### Direction
Transcribe the records that follow in their entirety, omitting any pictures.

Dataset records
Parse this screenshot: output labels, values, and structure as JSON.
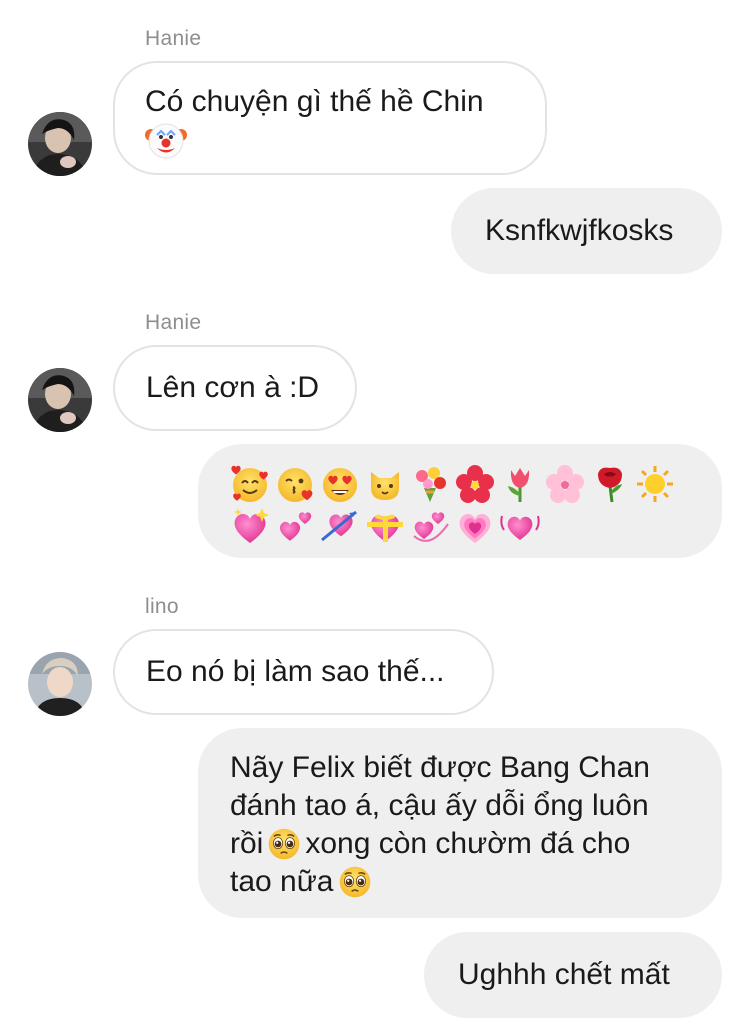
{
  "conversation": {
    "messages": [
      {
        "sender": "Hanie",
        "direction": "in",
        "text": "Có chuyện gì thế hề Chin",
        "emoji": [
          "clown-face"
        ]
      },
      {
        "direction": "out",
        "text": "Ksnfkwjfkosks"
      },
      {
        "sender": "Hanie",
        "direction": "in",
        "text": "Lên cơn à :D"
      },
      {
        "direction": "out",
        "emoji": [
          "smiling-face-with-hearts",
          "face-blowing-kiss",
          "heart-eyes",
          "cat-face",
          "bouquet",
          "hibiscus",
          "tulip",
          "cherry-blossom",
          "rose",
          "sun",
          "sparkling-heart",
          "two-hearts",
          "heart-with-arrow",
          "heart-with-ribbon",
          "revolving-hearts",
          "growing-heart",
          "beating-heart"
        ]
      },
      {
        "sender": "lino",
        "direction": "in",
        "text": "Eo nó bị làm sao thế..."
      },
      {
        "direction": "out",
        "lines": [
          "Nãy Felix biết được Bang Chan",
          "đánh tao á, cậu ấy dỗi ổng luôn",
          "rồi",
          "xong còn chườm đá cho",
          "tao nữa"
        ],
        "emoji": [
          "pleading-face",
          "pleading-face"
        ]
      },
      {
        "direction": "out",
        "text": "Ughhh chết mất"
      }
    ]
  },
  "colors": {
    "incoming_border": "#e3e3e3",
    "outgoing_bg": "#efefef",
    "sender_name": "#8e8e8e"
  }
}
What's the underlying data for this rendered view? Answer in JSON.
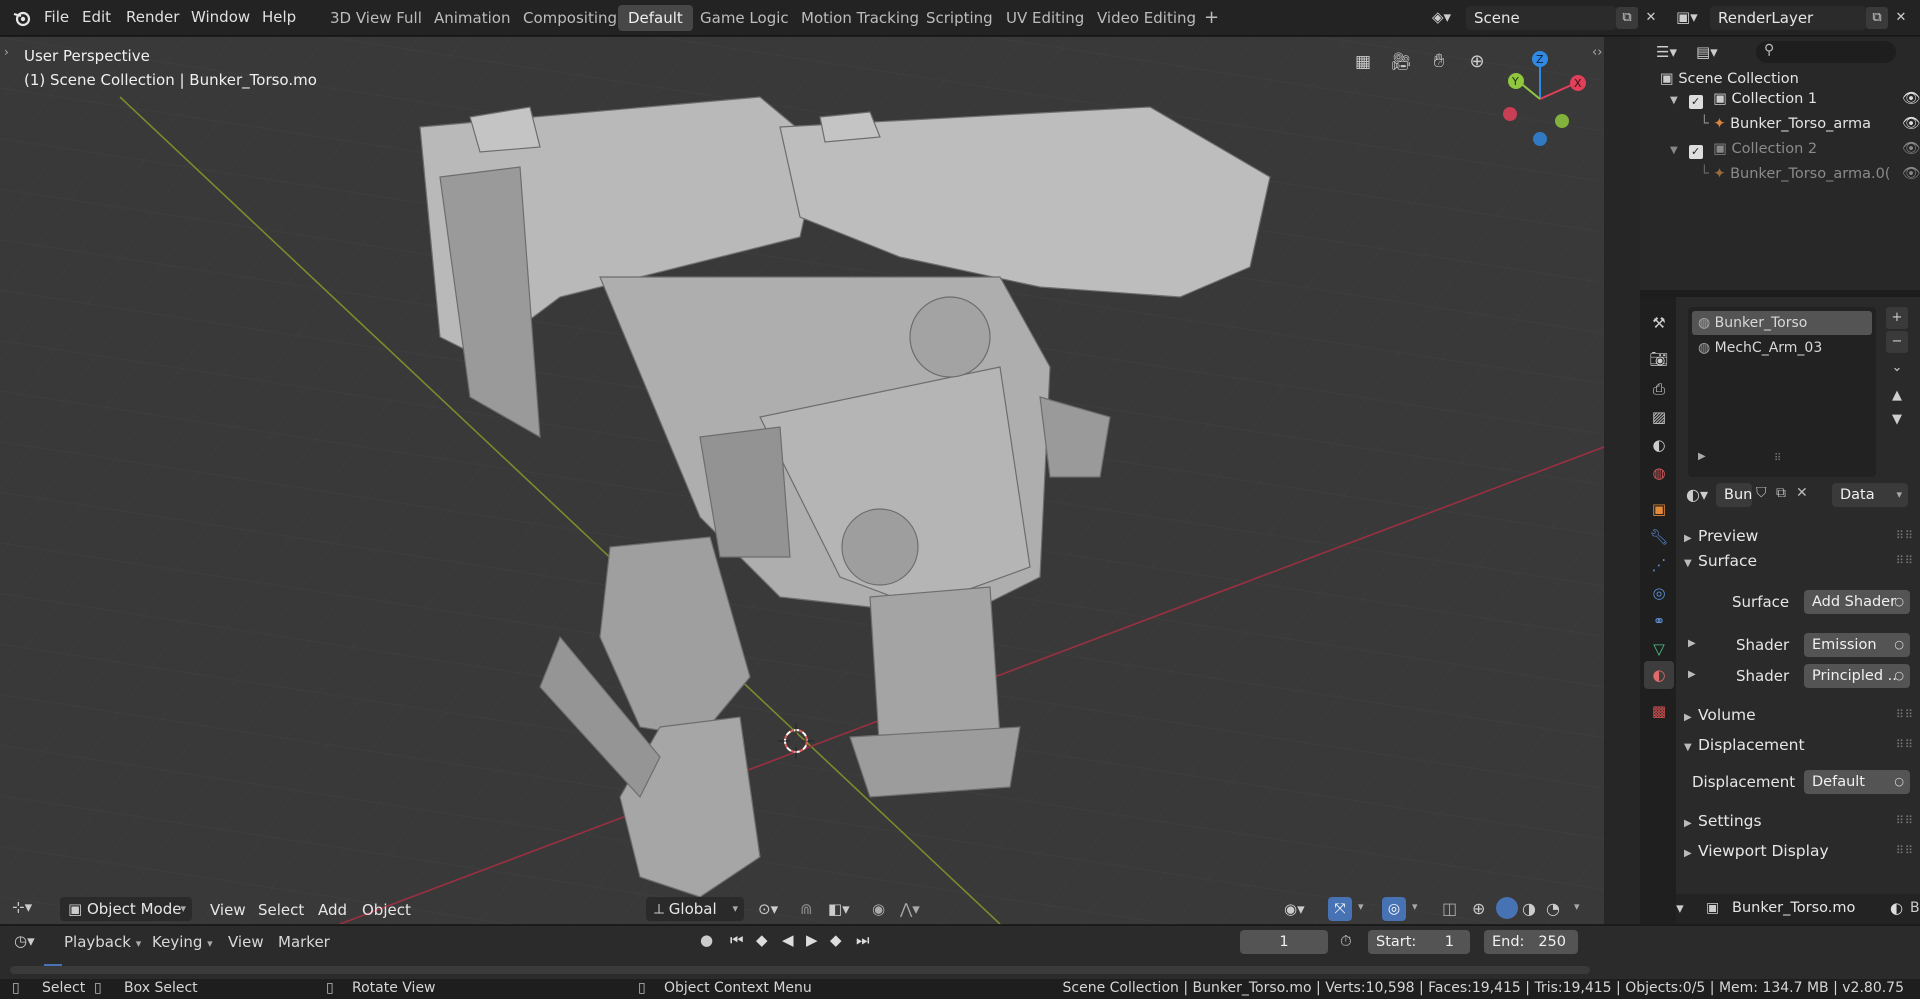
{
  "menu": {
    "items": [
      "File",
      "Edit",
      "Render",
      "Window",
      "Help"
    ]
  },
  "workspaces": {
    "tabs": [
      "3D View Full",
      "Animation",
      "Compositing",
      "Default",
      "Game Logic",
      "Motion Tracking",
      "Scripting",
      "UV Editing",
      "Video Editing"
    ],
    "active": "Default",
    "add_label": "+"
  },
  "scene_selector": {
    "value": "Scene"
  },
  "renderlayer_selector": {
    "value": "RenderLayer"
  },
  "viewport": {
    "perspective_label": "User Perspective",
    "collection_label": "(1) Scene Collection | Bunker_Torso.mo",
    "gizmo_axes": {
      "x": "X",
      "y": "Y",
      "z": "Z"
    },
    "header": {
      "mode": "Object Mode",
      "menus": [
        "View",
        "Select",
        "Add",
        "Object"
      ],
      "transform_orientation": "Global"
    }
  },
  "outliner": {
    "search_placeholder": "",
    "root": "Scene Collection",
    "rows": [
      {
        "label": "Collection 1",
        "checked": true
      },
      {
        "label": "Bunker_Torso_arma"
      },
      {
        "label": "Collection 2",
        "checked": true
      },
      {
        "label": "Bunker_Torso_arma.0("
      }
    ]
  },
  "properties": {
    "material_slots": [
      "Bunker_Torso",
      "MechC_Arm_03"
    ],
    "material_name": "Bun",
    "data_dropdown": "Data",
    "sections": {
      "preview": "Preview",
      "surface": "Surface",
      "volume": "Volume",
      "displacement": "Displacement",
      "settings": "Settings",
      "viewport_display": "Viewport Display"
    },
    "surface_label": "Surface",
    "surface_value": "Add Shader",
    "shader1_label": "Shader",
    "shader1_value": "Emission",
    "shader2_label": "Shader",
    "shader2_value": "Principled ..",
    "displacement_label": "Displacement",
    "displacement_value": "Default"
  },
  "timeline": {
    "menus": [
      "Playback",
      "Keying",
      "View",
      "Marker"
    ],
    "current_frame": "1",
    "start_label": "Start:",
    "start_value": "1",
    "end_label": "End:",
    "end_value": "250"
  },
  "props_footer": {
    "object_name": "Bunker_Torso.mo",
    "trailing": "B"
  },
  "statusbar": {
    "select": "Select",
    "box_select": "Box Select",
    "rotate_view": "Rotate View",
    "context_menu": "Object Context Menu",
    "stats": "Scene Collection | Bunker_Torso.mo | Verts:10,598 | Faces:19,415 | Tris:19,415 | Objects:0/5 | Mem: 134.7 MB | v2.80.75"
  },
  "colors": {
    "accent_blue": "#4772b3",
    "axis_x": "#e0405a",
    "axis_y": "#8fc73e",
    "axis_z": "#2f8ae6",
    "viewport_bg": "#393939"
  }
}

### Solution
Parse this screenshot: output labels, values, and structure as JSON.
{
  "conversation": {
    "messages": [
      {
        "sender": "Hanie",
        "direction": "in",
        "text": "Có chuyện gì thế hề Chin",
        "emoji": [
          "clown-face"
        ]
      },
      {
        "direction": "out",
        "text": "Ksnfkwjfkosks"
      },
      {
        "sender": "Hanie",
        "direction": "in",
        "text": "Lên cơn à :D"
      },
      {
        "direction": "out",
        "emoji": [
          "smiling-face-with-hearts",
          "face-blowing-kiss",
          "heart-eyes",
          "cat-face",
          "bouquet",
          "hibiscus",
          "tulip",
          "cherry-blossom",
          "rose",
          "sun",
          "sparkling-heart",
          "two-hearts",
          "heart-with-arrow",
          "heart-with-ribbon",
          "revolving-hearts",
          "growing-heart",
          "beating-heart"
        ]
      },
      {
        "sender": "lino",
        "direction": "in",
        "text": "Eo nó bị làm sao thế..."
      },
      {
        "direction": "out",
        "lines": [
          "Nãy Felix biết được Bang Chan",
          "đánh tao á, cậu ấy dỗi ổng luôn",
          "rồi",
          "xong còn chườm đá cho",
          "tao nữa"
        ],
        "emoji": [
          "pleading-face",
          "pleading-face"
        ]
      },
      {
        "direction": "out",
        "text": "Ughhh chết mất"
      }
    ]
  },
  "colors": {
    "incoming_border": "#e3e3e3",
    "outgoing_bg": "#efefef",
    "sender_name": "#8e8e8e"
  }
}
What's the underlying data for this rendered view? Answer in JSON.
{
  "menu": {
    "items": [
      "File",
      "Edit",
      "Render",
      "Window",
      "Help"
    ]
  },
  "workspaces": {
    "tabs": [
      "3D View Full",
      "Animation",
      "Compositing",
      "Default",
      "Game Logic",
      "Motion Tracking",
      "Scripting",
      "UV Editing",
      "Video Editing"
    ],
    "active": "Default",
    "add_label": "+"
  },
  "scene_selector": {
    "value": "Scene"
  },
  "renderlayer_selector": {
    "value": "RenderLayer"
  },
  "viewport": {
    "perspective_label": "User Perspective",
    "collection_label": "(1) Scene Collection | Bunker_Torso.mo",
    "gizmo_axes": {
      "x": "X",
      "y": "Y",
      "z": "Z"
    },
    "header": {
      "mode": "Object Mode",
      "menus": [
        "View",
        "Select",
        "Add",
        "Object"
      ],
      "transform_orientation": "Global"
    }
  },
  "outliner": {
    "search_placeholder": "",
    "root": "Scene Collection",
    "rows": [
      {
        "label": "Collection 1",
        "checked": true
      },
      {
        "label": "Bunker_Torso_arma"
      },
      {
        "label": "Collection 2",
        "checked": true
      },
      {
        "label": "Bunker_Torso_arma.0("
      }
    ]
  },
  "properties": {
    "material_slots": [
      "Bunker_Torso",
      "MechC_Arm_03"
    ],
    "material_name": "Bun",
    "data_dropdown": "Data",
    "sections": {
      "preview": "Preview",
      "surface": "Surface",
      "volume": "Volume",
      "displacement": "Displacement",
      "settings": "Settings",
      "viewport_display": "Viewport Display"
    },
    "surface_label": "Surface",
    "surface_value": "Add Shader",
    "shader1_label": "Shader",
    "shader1_value": "Emission",
    "shader2_label": "Shader",
    "shader2_value": "Principled ..",
    "displacement_label": "Displacement",
    "displacement_value": "Default"
  },
  "timeline": {
    "menus": [
      "Playback",
      "Keying",
      "View",
      "Marker"
    ],
    "current_frame": "1",
    "start_label": "Start:",
    "start_value": "1",
    "end_label": "End:",
    "end_value": "250"
  },
  "props_footer": {
    "object_name": "Bunker_Torso.mo",
    "trailing": "B"
  },
  "statusbar": {
    "select": "Select",
    "box_select": "Box Select",
    "rotate_view": "Rotate View",
    "context_menu": "Object Context Menu",
    "stats": "Scene Collection | Bunker_Torso.mo | Verts:10,598 | Faces:19,415 | Tris:19,415 | Objects:0/5 | Mem: 134.7 MB | v2.80.75"
  },
  "colors": {
    "accent_blue": "#4772b3",
    "axis_x": "#e0405a",
    "axis_y": "#8fc73e",
    "axis_z": "#2f8ae6",
    "viewport_bg": "#393939"
  }
}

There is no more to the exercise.